Spatial annotation entries:
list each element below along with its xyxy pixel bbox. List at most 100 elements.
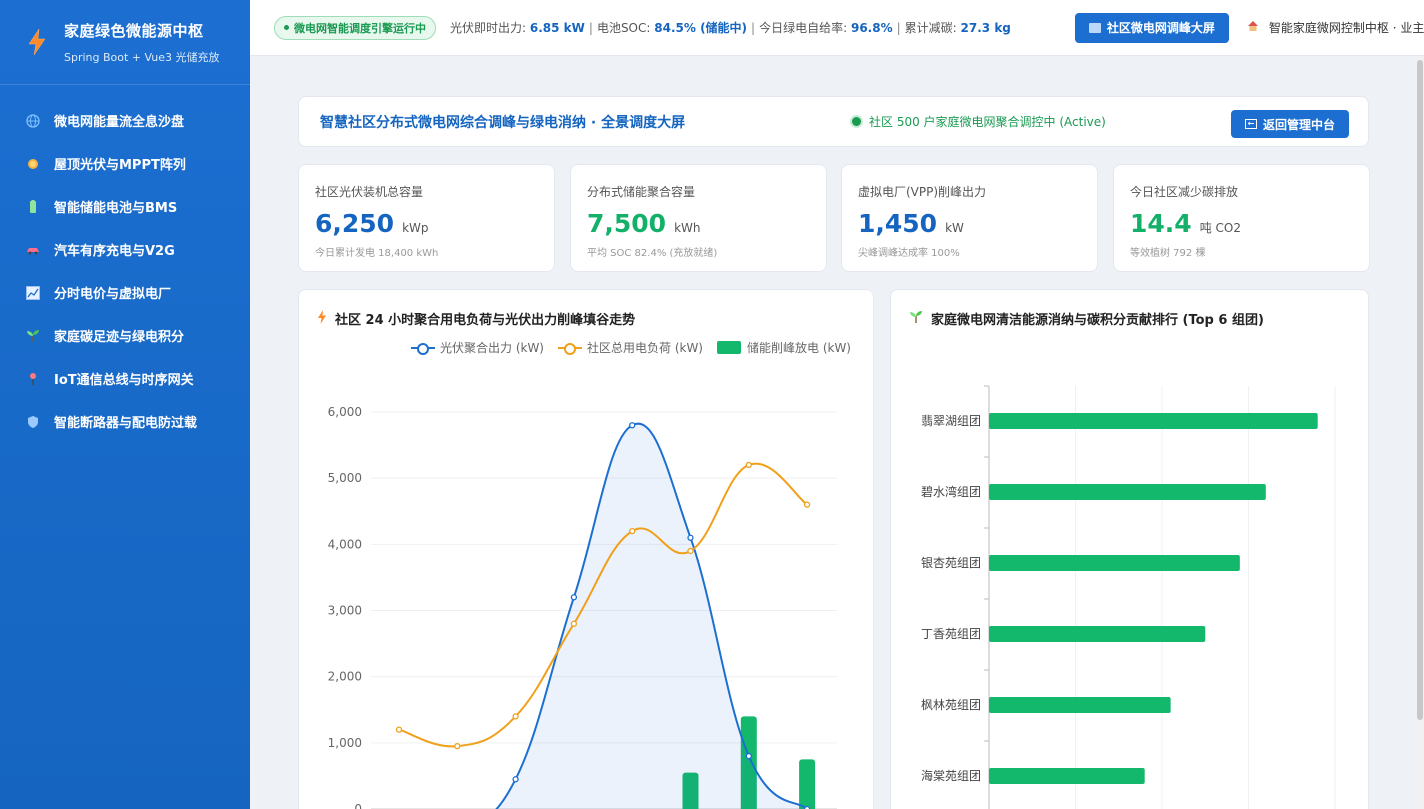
ranking-bar: [989, 697, 1171, 713]
car-icon: [26, 243, 40, 257]
engine-status-text: 微电网智能调度引擎运行中: [294, 21, 426, 35]
sidebar-item-ev[interactable]: 汽车有序充电与V2G: [0, 228, 250, 271]
sidebar-item-label: 智能储能电池与BMS: [54, 201, 178, 216]
ranking-panel: 家庭微电网清洁能源消纳与碳积分贡献排行 (Top 6 组团) 翡翠湖组团 碧水湾组…: [890, 289, 1369, 809]
realtime-metrics: 光伏即时出力: 6.85 kW | 电池SOC: 84.5% (储能中) | 今日绿电自…: [450, 21, 1011, 35]
data-point: [687, 534, 694, 541]
y-tick-label: 5,000: [328, 471, 362, 485]
data-point: [745, 461, 752, 469]
green-label: 今日绿电自给率:: [759, 21, 848, 35]
sidebar-item-label: 分时电价与虚拟电厂: [54, 287, 172, 302]
stat-label: 分布式储能聚合容量: [587, 185, 696, 199]
sidebar-item-energy-flow[interactable]: 微电网能量流全息沙盘: [0, 99, 250, 142]
data-point: [570, 594, 578, 601]
data-point: [454, 742, 461, 750]
user-name: 智能家庭微网控制中枢 · 业主薛工: [1268, 21, 1424, 35]
data-point: [512, 713, 519, 720]
scrollbar-thumb[interactable]: [1417, 60, 1423, 720]
load-trend-chart: 0 1,000 2,000 3,000 4,000 5,000 6,000: [328, 405, 837, 809]
carbon-label: 累计减碳:: [904, 21, 957, 35]
back-arrow-icon: ←: [1244, 119, 1257, 129]
sidebar-item-iot[interactable]: IoT通信总线与时序网关: [0, 357, 250, 400]
data-point: [687, 547, 694, 555]
shield-icon: [26, 415, 40, 429]
community-screen-button[interactable]: 社区微电网调峰大屏: [1074, 12, 1229, 43]
stat-value: 1,450: [858, 209, 938, 238]
load-trend-panel: 社区 24 小时聚合用电负荷与光伏出力削峰填谷走势 光伏聚合出力 (kW) 社区…: [298, 289, 874, 809]
sidebar-item-vpp[interactable]: 分时电价与虚拟电厂: [0, 271, 250, 314]
lightning-icon: [28, 28, 46, 56]
chart-icon: [26, 285, 40, 300]
stat-value: 14.4: [1130, 209, 1192, 238]
pv-label: 光伏即时出力:: [450, 21, 527, 35]
brand-title: 家庭绿色微能源中枢: [64, 21, 204, 40]
stat-card-vpp-output: 虚拟电厂(VPP)削峰出力 1,450 kW 尖峰调峰达成率 100%: [841, 164, 1098, 272]
user-info[interactable]: 智能家庭微网控制中枢 · 业主薛工: [1247, 19, 1424, 36]
stat-note: 平均 SOC 82.4% (充放就绪): [587, 248, 718, 259]
ranking-bar: [989, 555, 1240, 571]
stat-unit: kW: [945, 221, 964, 235]
pv-value: 6.85 kW: [529, 21, 585, 35]
stat-value: 6,250: [315, 209, 395, 238]
aggregation-status: 社区 500 户家庭微电网聚合调控中 (Active): [852, 113, 1106, 130]
y-tick-label: 3,000: [328, 604, 362, 618]
category-label: 碧水湾组团: [921, 484, 981, 499]
data-point: [803, 501, 811, 508]
stat-label: 社区光伏装机总容量: [315, 185, 424, 199]
category-label: 枫林苑组团: [921, 697, 981, 712]
soc-value: 84.5% (储能中): [654, 21, 748, 35]
seedling-icon: [26, 329, 40, 343]
stat-label: 虚拟电厂(VPP)削峰出力: [858, 185, 987, 199]
category-label: 银杏苑组团: [921, 556, 981, 570]
y-tick-label: 2,000: [328, 670, 362, 684]
stat-unit: 吨 CO2: [1199, 221, 1241, 235]
y-tick-label: 1,000: [328, 736, 362, 750]
aggregation-status-text: 社区 500 户家庭微电网聚合调控中 (Active): [869, 115, 1106, 129]
brand: 家庭绿色微能源中枢 Spring Boot + Vue3 光储充放: [0, 0, 250, 85]
category-label: 丁香苑组团: [921, 627, 981, 641]
sidebar: 家庭绿色微能源中枢 Spring Boot + Vue3 光储充放 微电网能量流…: [0, 0, 250, 809]
data-point: [512, 776, 519, 783]
carbon-value: 27.3 kg: [960, 21, 1011, 35]
battery-icon: [26, 199, 40, 214]
stat-note: 今日累计发电 18,400 kWh: [315, 248, 439, 259]
sidebar-item-breaker[interactable]: 智能断路器与配电防过载: [0, 400, 250, 443]
page-scrollbar[interactable]: [1416, 56, 1424, 809]
page-title: 智慧社区分布式微电网综合调峰与绿电消纳 · 全景调度大屏: [320, 114, 686, 131]
topbar: 微电网智能调度引擎运行中 光伏即时出力: 6.85 kW | 电池SOC: 84.5…: [250, 0, 1424, 56]
stat-value: 7,500: [587, 209, 667, 238]
sidebar-item-carbon[interactable]: 家庭碳足迹与绿电积分: [0, 314, 250, 357]
sidebar-item-battery[interactable]: 智能储能电池与BMS: [0, 185, 250, 228]
storage-discharge-bar: [799, 759, 816, 809]
sidebar-item-label: 家庭碳足迹与绿电积分: [54, 330, 185, 345]
y-tick-label: 0: [354, 802, 362, 809]
category-label: 翡翠湖组团: [921, 413, 981, 428]
data-point: [745, 752, 752, 760]
y-tick-label: 6,000: [328, 405, 362, 419]
house-icon: [1247, 20, 1259, 35]
category-label: 海棠苑组团: [921, 768, 981, 783]
stat-note: 尖峰调峰达成率 100%: [858, 248, 960, 259]
data-point: [570, 620, 578, 627]
sidebar-item-label: 屋顶光伏与MPPT阵列: [54, 158, 186, 173]
back-to-admin-button[interactable]: ← 返回管理中台: [1230, 110, 1349, 138]
sidebar-item-pv[interactable]: 屋顶光伏与MPPT阵列: [0, 142, 250, 185]
status-dot-icon: [852, 117, 861, 126]
back-button-label: 返回管理中台: [1262, 117, 1335, 132]
dashboard-header: 智慧社区分布式微电网综合调峰与绿电消纳 · 全景调度大屏 社区 500 户家庭微…: [298, 96, 1369, 147]
sidebar-item-label: 汽车有序充电与V2G: [54, 244, 175, 259]
y-tick-label: 4,000: [328, 537, 362, 551]
sidebar-item-label: 智能断路器与配电防过载: [54, 416, 198, 431]
monitor-icon: [1088, 22, 1101, 33]
stat-unit: kWp: [402, 221, 429, 235]
stat-card-storage-capacity: 分布式储能聚合容量 7,500 kWh 平均 SOC 82.4% (充放就绪): [570, 164, 827, 272]
stat-label: 今日社区减少碳排放: [1130, 185, 1239, 199]
soc-label: 电池SOC:: [596, 21, 651, 35]
brand-subtitle: Spring Boot + Vue3 光储充放: [64, 50, 220, 64]
engine-status-badge: 微电网智能调度引擎运行中: [274, 15, 436, 40]
green-value: 96.8%: [850, 21, 893, 35]
stat-card-carbon-reduction: 今日社区减少碳排放 14.4 吨 CO2 等效植树 792 棵: [1113, 164, 1370, 272]
sidebar-item-label: IoT通信总线与时序网关: [54, 373, 194, 388]
status-dot-icon: [284, 25, 289, 30]
stat-card-pv-capacity: 社区光伏装机总容量 6,250 kWp 今日累计发电 18,400 kWh: [298, 164, 555, 272]
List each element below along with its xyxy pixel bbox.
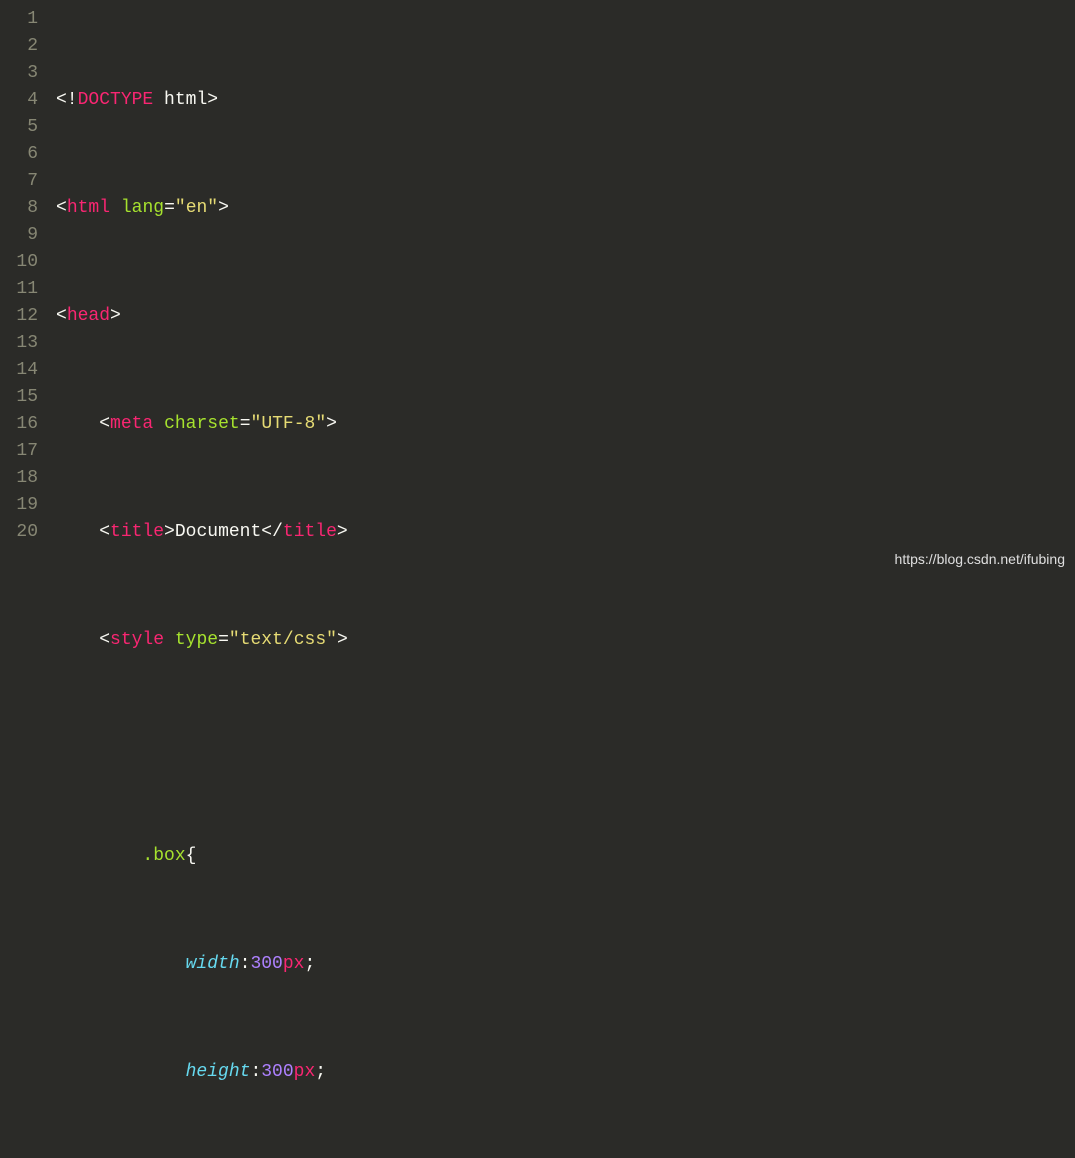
code-line[interactable]: <style type="text/css"> — [48, 627, 1075, 654]
line-number: 19 — [0, 492, 38, 519]
line-number: 1 — [0, 6, 38, 33]
line-number: 2 — [0, 33, 38, 60]
line-number: 7 — [0, 168, 38, 195]
line-number: 9 — [0, 222, 38, 249]
line-number: 11 — [0, 276, 38, 303]
code-line[interactable]: <head> — [48, 303, 1075, 330]
line-number: 5 — [0, 114, 38, 141]
code-line[interactable] — [48, 735, 1075, 762]
line-number: 4 — [0, 87, 38, 114]
line-number: 8 — [0, 195, 38, 222]
code-editor: 1 2 3 4 5 6 7 8 9 10 11 12 13 14 15 16 1… — [0, 0, 1075, 579]
line-number: 18 — [0, 465, 38, 492]
line-number-gutter: 1 2 3 4 5 6 7 8 9 10 11 12 13 14 15 16 1… — [0, 6, 48, 579]
line-number: 10 — [0, 249, 38, 276]
line-number: 16 — [0, 411, 38, 438]
code-area[interactable]: <!DOCTYPE html> <html lang="en"> <head> … — [48, 6, 1075, 579]
code-line[interactable]: <title>Document</title> — [48, 519, 1075, 546]
line-number: 15 — [0, 384, 38, 411]
code-line[interactable]: .box{ — [48, 843, 1075, 870]
line-number: 3 — [0, 60, 38, 87]
line-number: 20 — [0, 519, 38, 546]
line-number: 12 — [0, 303, 38, 330]
code-line[interactable]: height:300px; — [48, 1059, 1075, 1086]
line-number: 17 — [0, 438, 38, 465]
code-line[interactable]: <meta charset="UTF-8"> — [48, 411, 1075, 438]
code-line[interactable]: width:300px; — [48, 951, 1075, 978]
line-number: 6 — [0, 141, 38, 168]
watermark-text: https://blog.csdn.net/ifubing — [895, 546, 1065, 573]
line-number: 14 — [0, 357, 38, 384]
code-line[interactable]: <!DOCTYPE html> — [48, 87, 1075, 114]
code-line[interactable]: <html lang="en"> — [48, 195, 1075, 222]
line-number: 13 — [0, 330, 38, 357]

Direction> Rename "code-line" to "source-line" in the entries between the lines holding "627, 1075, 654]" and "code-editor: 1 2", inclusive. Return only those lines, with nothing else changed.

Exercise output>
source-line[interactable]: <style type="text/css"> — [48, 627, 1075, 654]
line-number: 19 — [0, 492, 38, 519]
line-number: 1 — [0, 6, 38, 33]
line-number: 2 — [0, 33, 38, 60]
line-number: 7 — [0, 168, 38, 195]
line-number: 9 — [0, 222, 38, 249]
line-number: 11 — [0, 276, 38, 303]
source-line[interactable]: <head> — [48, 303, 1075, 330]
line-number: 5 — [0, 114, 38, 141]
source-line[interactable] — [48, 735, 1075, 762]
line-number: 4 — [0, 87, 38, 114]
line-number: 8 — [0, 195, 38, 222]
code-editor: 1 2 3 4 5 6 7 8 9 10 11 12 13 14 15 16 1… — [0, 0, 1075, 579]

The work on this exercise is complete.